_Exercise objective_: Extract each line bearing the word "федеральный".

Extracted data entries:

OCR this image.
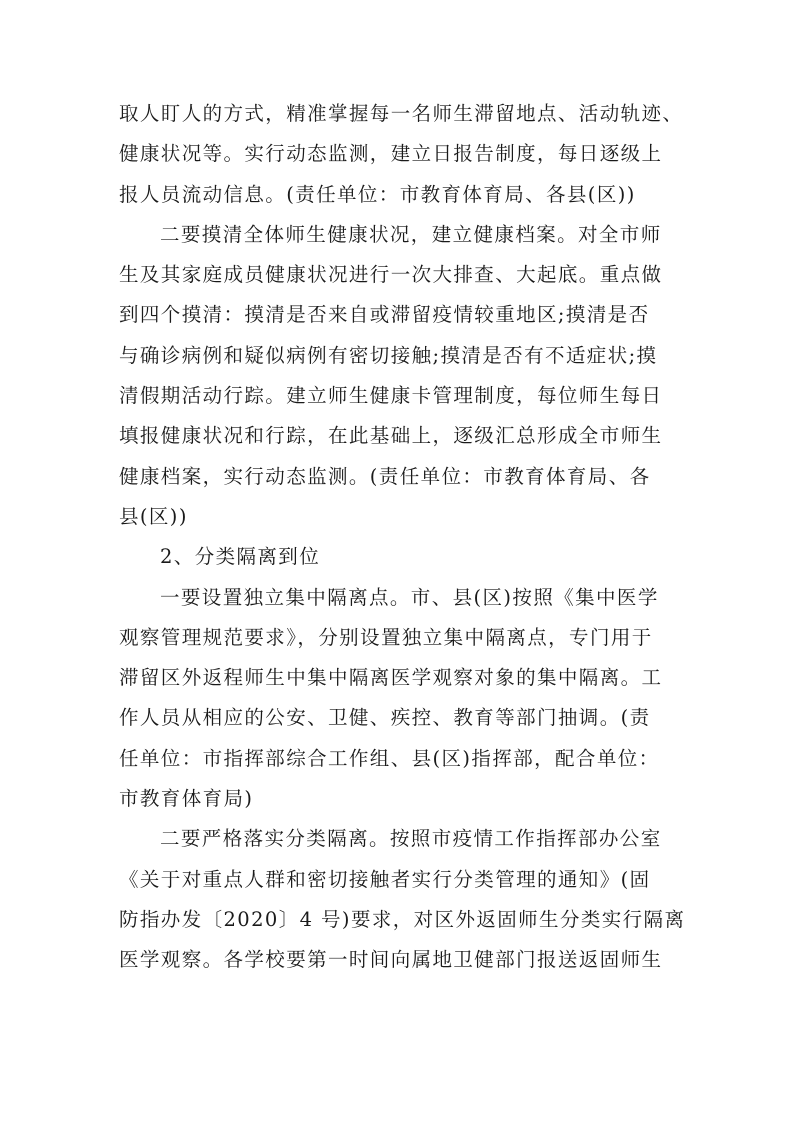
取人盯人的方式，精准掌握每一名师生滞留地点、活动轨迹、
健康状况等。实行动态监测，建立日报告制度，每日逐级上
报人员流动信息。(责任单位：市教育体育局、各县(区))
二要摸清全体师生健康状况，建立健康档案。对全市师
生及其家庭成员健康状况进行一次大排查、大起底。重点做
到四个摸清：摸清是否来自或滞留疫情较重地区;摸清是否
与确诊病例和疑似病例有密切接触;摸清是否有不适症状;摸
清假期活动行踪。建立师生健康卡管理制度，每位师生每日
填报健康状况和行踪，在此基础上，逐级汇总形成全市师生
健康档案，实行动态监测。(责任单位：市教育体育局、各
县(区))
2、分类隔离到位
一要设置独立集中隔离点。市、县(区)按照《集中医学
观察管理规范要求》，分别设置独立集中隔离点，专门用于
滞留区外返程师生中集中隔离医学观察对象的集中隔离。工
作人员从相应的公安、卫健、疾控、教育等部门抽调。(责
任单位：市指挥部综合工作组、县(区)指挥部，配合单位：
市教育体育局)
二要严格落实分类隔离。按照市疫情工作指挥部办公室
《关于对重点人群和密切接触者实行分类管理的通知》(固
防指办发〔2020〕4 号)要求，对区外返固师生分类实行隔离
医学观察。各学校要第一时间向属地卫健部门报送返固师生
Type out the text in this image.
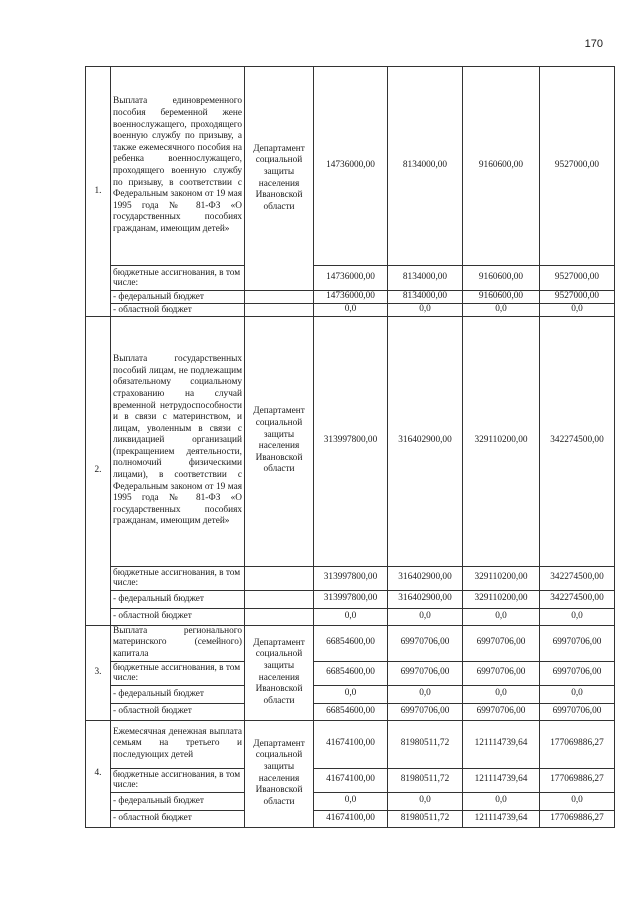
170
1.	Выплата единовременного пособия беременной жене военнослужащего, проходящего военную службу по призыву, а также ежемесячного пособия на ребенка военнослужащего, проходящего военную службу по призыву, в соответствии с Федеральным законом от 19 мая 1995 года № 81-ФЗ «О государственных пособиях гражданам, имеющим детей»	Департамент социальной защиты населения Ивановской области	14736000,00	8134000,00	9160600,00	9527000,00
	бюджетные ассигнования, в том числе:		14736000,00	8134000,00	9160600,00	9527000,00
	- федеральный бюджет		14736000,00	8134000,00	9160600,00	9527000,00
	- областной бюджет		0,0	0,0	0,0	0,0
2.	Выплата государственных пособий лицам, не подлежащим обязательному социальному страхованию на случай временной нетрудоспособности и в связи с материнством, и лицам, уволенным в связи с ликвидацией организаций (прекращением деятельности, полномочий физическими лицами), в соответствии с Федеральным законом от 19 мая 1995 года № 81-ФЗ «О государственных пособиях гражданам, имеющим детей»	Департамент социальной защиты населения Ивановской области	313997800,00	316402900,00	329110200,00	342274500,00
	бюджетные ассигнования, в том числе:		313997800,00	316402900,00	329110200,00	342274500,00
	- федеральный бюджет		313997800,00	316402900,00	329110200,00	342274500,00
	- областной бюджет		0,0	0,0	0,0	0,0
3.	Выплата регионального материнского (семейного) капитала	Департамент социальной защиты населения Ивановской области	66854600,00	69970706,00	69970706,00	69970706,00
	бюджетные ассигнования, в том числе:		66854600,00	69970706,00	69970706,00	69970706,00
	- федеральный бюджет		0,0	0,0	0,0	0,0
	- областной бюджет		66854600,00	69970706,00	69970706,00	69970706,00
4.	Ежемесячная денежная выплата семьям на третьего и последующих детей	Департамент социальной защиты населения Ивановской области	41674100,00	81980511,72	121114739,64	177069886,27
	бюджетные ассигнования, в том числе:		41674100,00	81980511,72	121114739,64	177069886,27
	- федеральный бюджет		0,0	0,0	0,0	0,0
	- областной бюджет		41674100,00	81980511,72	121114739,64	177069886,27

---

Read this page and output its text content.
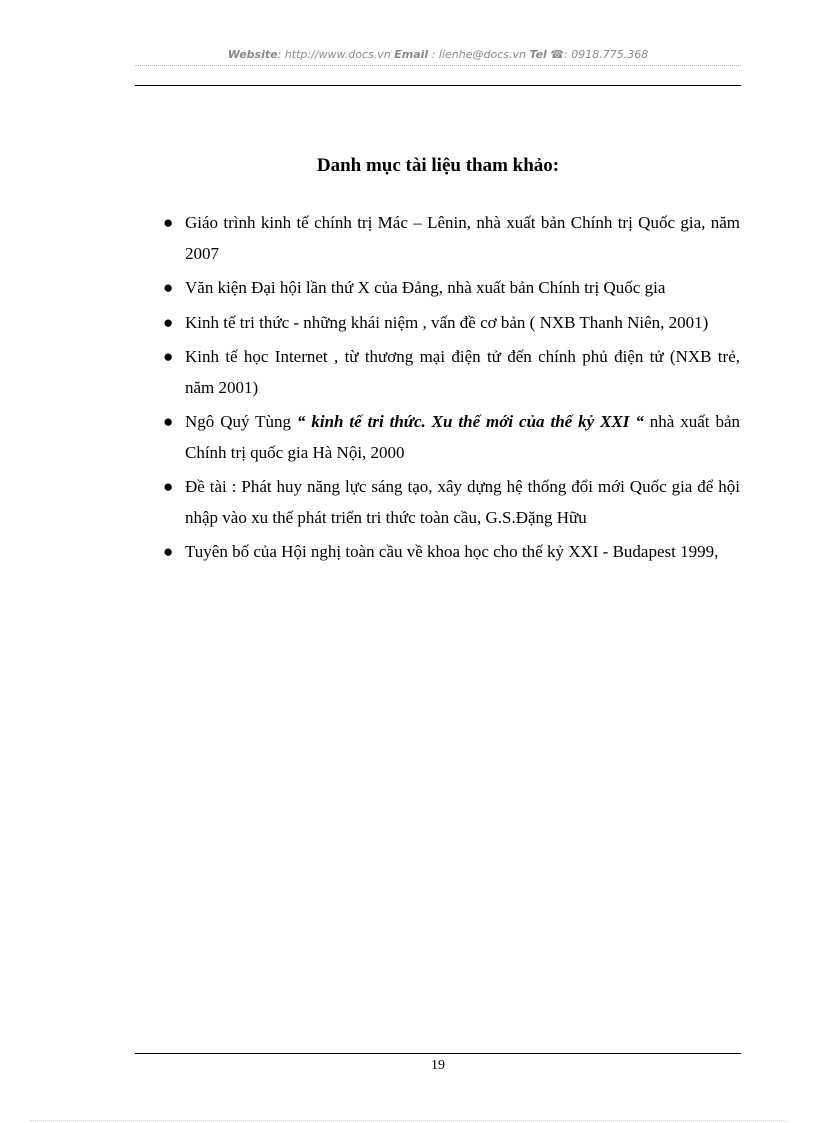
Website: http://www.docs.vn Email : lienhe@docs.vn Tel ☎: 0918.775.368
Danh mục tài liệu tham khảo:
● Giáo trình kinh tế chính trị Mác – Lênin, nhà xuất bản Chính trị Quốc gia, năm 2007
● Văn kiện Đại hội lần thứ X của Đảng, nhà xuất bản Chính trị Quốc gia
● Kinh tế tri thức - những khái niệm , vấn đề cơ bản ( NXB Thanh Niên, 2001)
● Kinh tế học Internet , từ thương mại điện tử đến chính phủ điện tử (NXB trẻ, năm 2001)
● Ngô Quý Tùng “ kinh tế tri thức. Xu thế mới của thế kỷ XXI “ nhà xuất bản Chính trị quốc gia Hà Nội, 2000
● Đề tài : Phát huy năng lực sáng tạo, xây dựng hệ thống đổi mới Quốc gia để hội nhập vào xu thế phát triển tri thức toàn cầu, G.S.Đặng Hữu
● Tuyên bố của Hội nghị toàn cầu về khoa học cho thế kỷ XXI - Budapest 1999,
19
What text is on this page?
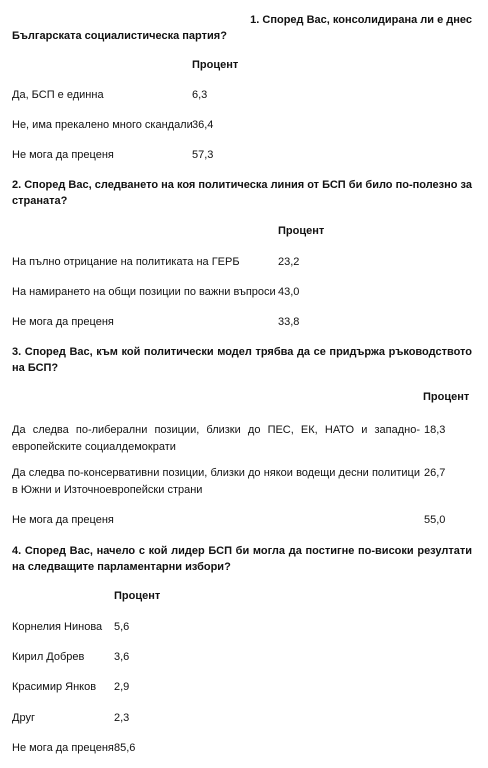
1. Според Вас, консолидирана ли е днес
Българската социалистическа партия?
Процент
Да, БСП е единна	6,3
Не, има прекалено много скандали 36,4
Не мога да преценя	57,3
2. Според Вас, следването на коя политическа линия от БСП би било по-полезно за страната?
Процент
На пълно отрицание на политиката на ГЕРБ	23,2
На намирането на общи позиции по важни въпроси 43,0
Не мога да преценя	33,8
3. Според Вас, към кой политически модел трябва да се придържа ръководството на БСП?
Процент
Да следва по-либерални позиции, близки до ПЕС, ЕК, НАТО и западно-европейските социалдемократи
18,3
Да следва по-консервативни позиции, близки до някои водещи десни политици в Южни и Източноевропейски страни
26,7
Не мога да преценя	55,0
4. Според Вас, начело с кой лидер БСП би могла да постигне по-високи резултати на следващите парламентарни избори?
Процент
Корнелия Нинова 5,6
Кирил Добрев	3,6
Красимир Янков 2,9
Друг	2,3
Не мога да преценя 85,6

_Result of this exercise_:
	- федеральный бюджет		14736000,00	8134000,00	9160600,00	9527000,00
	- федеральный бюджет		313997800,00	316402900,00	329110200,00	342274500,00
	- федеральный бюджет		0,0	0,0	0,0	0,0
	- федеральный бюджет		0,0	0,0	0,0	0,0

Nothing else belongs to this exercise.